EXERCISE
Write out each line from the data below that includes the word "your".

GIVEN DATA

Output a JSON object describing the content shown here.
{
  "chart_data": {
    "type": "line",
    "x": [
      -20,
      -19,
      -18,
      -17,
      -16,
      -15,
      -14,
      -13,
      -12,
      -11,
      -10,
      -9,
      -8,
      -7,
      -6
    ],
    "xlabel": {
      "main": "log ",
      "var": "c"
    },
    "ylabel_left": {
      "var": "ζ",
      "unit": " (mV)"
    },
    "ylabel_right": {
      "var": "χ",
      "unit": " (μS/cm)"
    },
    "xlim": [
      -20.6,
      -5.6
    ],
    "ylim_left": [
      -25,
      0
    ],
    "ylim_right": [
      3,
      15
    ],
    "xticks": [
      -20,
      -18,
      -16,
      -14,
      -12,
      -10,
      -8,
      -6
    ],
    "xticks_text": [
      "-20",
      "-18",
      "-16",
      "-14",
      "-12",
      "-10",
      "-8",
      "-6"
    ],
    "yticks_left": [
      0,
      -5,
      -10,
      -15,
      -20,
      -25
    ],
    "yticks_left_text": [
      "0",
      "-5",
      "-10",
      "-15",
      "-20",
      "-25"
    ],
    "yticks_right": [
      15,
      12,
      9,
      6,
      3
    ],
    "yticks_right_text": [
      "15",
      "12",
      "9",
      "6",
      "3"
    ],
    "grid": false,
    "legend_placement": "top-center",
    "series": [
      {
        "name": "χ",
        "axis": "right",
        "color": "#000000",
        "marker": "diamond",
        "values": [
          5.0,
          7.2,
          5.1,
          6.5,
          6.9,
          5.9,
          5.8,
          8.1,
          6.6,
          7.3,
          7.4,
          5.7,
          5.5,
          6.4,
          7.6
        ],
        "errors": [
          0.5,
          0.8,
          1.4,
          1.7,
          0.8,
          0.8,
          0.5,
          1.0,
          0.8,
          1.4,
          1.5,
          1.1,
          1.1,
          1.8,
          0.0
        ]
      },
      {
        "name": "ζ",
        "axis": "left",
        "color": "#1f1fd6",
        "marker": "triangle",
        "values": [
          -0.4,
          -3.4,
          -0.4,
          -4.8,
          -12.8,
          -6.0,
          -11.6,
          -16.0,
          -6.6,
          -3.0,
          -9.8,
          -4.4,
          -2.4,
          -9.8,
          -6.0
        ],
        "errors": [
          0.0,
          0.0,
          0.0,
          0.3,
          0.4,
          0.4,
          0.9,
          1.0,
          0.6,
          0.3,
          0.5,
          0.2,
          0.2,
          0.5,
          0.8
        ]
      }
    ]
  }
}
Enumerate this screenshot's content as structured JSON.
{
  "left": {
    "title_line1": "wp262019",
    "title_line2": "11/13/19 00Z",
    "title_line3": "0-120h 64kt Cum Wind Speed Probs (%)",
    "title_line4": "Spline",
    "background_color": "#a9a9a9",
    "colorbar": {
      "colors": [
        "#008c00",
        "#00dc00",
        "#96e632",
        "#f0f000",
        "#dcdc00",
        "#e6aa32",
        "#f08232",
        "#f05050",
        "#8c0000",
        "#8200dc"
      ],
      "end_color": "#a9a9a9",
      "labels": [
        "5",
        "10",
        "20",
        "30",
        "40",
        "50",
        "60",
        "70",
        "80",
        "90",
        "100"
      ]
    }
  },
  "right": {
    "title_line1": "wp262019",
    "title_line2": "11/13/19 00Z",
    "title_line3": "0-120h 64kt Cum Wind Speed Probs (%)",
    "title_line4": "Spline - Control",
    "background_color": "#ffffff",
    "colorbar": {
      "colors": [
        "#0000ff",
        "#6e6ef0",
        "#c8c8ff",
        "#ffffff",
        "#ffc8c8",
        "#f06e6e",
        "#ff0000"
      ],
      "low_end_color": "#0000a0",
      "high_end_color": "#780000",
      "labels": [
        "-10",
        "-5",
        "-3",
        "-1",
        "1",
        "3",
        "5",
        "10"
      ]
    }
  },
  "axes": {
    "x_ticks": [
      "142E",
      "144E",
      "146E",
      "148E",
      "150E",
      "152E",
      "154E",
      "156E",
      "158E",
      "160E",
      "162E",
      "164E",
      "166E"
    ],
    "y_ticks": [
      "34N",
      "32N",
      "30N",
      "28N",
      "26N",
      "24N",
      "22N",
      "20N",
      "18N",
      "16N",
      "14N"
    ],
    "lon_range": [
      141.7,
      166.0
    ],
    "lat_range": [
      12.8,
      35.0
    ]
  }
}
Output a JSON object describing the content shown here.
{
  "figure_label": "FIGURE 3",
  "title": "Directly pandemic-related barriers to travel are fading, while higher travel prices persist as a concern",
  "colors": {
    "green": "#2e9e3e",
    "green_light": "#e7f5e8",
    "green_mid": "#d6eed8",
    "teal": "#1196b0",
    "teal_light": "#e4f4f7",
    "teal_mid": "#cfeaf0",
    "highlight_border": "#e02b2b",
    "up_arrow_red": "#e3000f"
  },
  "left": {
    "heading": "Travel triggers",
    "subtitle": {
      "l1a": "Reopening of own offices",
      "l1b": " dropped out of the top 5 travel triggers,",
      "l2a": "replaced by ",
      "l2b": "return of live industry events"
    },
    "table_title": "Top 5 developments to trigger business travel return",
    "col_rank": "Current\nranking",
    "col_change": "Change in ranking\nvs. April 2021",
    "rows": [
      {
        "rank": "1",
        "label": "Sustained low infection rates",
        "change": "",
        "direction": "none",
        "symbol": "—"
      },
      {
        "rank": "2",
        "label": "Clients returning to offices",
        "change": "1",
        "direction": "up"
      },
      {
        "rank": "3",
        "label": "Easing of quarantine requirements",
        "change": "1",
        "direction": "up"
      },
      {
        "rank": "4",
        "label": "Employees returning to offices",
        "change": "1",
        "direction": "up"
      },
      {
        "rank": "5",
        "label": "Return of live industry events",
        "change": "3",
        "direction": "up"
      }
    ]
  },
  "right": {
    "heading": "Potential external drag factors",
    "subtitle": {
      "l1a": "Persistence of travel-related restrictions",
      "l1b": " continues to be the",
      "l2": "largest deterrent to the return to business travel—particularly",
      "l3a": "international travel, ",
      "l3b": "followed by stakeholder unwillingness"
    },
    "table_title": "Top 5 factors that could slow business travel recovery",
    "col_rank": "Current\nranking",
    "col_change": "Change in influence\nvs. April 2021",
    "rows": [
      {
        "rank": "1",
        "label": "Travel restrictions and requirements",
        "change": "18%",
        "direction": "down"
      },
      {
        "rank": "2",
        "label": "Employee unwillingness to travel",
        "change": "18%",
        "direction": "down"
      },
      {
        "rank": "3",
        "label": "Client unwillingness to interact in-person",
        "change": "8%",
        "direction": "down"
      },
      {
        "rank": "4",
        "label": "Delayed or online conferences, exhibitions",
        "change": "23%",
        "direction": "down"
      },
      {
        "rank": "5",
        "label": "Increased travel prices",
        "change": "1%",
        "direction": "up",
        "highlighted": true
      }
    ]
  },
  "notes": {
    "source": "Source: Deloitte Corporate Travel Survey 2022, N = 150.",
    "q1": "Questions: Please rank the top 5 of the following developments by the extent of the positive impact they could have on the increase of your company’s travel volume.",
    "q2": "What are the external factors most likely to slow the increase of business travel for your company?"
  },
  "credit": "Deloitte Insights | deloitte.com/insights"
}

OUTPUT FOR THIS TASK
    "q1": "Questions: Please rank the top 5 of the following developments by the extent of the positive impact they could have on the increase of your company’s travel volume.",
    "q2": "What are the external factors most likely to slow the increase of business travel for your company?"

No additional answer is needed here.